Data records:
····················

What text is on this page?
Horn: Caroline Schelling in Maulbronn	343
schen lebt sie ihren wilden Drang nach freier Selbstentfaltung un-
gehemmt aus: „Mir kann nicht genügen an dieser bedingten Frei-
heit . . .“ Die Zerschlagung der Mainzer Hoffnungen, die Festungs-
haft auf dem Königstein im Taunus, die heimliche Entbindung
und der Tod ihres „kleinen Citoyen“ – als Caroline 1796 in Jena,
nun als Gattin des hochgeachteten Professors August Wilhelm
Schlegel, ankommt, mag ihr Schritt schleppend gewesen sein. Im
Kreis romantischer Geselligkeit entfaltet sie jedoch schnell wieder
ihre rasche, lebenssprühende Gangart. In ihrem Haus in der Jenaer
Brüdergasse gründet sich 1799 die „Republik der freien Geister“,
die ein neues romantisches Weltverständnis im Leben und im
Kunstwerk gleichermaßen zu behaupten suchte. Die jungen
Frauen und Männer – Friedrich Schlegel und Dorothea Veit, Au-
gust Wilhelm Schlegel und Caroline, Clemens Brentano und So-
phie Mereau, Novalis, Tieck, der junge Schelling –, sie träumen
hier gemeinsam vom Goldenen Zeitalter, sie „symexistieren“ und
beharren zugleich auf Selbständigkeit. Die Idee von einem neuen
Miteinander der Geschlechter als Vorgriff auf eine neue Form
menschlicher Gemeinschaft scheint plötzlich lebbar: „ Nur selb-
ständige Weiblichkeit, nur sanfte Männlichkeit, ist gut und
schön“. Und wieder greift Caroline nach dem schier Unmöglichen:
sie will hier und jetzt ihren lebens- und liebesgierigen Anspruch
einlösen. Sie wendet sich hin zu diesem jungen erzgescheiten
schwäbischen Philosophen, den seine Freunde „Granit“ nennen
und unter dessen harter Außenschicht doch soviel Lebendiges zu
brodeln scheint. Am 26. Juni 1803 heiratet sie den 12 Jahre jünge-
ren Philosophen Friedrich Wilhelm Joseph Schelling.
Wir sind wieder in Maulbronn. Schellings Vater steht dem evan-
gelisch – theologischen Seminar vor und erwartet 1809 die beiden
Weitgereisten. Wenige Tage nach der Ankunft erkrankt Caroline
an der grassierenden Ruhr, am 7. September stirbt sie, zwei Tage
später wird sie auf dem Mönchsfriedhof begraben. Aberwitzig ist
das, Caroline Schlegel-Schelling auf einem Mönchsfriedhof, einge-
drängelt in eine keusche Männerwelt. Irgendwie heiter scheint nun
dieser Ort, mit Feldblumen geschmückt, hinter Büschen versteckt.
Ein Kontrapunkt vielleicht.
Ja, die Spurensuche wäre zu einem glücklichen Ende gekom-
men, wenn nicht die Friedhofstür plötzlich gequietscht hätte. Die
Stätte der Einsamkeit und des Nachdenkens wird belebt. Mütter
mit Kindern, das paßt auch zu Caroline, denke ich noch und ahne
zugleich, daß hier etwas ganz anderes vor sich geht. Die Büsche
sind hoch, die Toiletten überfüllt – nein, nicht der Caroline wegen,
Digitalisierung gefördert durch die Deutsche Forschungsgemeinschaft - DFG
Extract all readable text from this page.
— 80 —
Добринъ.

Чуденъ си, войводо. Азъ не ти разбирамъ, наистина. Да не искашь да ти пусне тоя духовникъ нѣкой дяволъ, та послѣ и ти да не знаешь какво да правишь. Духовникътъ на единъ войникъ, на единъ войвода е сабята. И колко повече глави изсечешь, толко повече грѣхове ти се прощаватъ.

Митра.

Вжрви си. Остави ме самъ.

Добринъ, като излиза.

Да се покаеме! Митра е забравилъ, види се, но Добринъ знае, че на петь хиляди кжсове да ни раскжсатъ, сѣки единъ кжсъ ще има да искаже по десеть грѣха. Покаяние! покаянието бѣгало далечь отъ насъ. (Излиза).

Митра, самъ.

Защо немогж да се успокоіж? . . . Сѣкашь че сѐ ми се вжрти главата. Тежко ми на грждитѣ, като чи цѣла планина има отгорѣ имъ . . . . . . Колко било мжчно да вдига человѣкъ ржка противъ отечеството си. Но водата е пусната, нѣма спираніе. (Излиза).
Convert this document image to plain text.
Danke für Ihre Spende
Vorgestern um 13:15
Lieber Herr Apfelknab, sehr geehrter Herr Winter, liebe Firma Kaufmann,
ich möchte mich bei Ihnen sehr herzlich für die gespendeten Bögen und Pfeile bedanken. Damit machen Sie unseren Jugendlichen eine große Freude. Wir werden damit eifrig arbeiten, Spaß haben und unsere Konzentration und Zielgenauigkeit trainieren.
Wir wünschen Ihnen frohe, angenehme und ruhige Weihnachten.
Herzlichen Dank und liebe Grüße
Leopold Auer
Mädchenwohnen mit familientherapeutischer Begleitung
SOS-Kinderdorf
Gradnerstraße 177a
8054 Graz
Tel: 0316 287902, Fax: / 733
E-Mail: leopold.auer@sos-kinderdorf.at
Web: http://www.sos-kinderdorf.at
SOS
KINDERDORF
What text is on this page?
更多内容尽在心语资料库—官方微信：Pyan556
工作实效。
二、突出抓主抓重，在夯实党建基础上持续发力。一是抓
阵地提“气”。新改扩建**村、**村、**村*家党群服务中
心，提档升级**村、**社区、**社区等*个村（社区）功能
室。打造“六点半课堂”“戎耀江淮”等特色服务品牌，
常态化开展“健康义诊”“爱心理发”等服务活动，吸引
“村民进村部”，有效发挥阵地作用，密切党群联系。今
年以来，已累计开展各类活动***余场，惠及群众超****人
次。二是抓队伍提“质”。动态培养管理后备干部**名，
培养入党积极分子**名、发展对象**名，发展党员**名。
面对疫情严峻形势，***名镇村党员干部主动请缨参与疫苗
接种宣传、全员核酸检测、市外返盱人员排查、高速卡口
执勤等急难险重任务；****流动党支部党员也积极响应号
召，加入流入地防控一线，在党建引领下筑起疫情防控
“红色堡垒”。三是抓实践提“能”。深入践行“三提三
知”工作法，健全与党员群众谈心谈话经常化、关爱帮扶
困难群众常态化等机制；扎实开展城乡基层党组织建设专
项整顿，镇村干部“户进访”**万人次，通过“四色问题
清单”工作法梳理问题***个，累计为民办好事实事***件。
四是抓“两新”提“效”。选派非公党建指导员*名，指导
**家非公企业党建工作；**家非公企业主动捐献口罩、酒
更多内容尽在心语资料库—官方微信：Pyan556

····················

Task objective » Each line with the string "zugleich" in it needs to be found and copied.

Written reply »
beharren zugleich auf Selbständigkeit. Die Idee von einem neuen
zugleich, daß hier etwas ganz anderes vor sich geht. Die Büsche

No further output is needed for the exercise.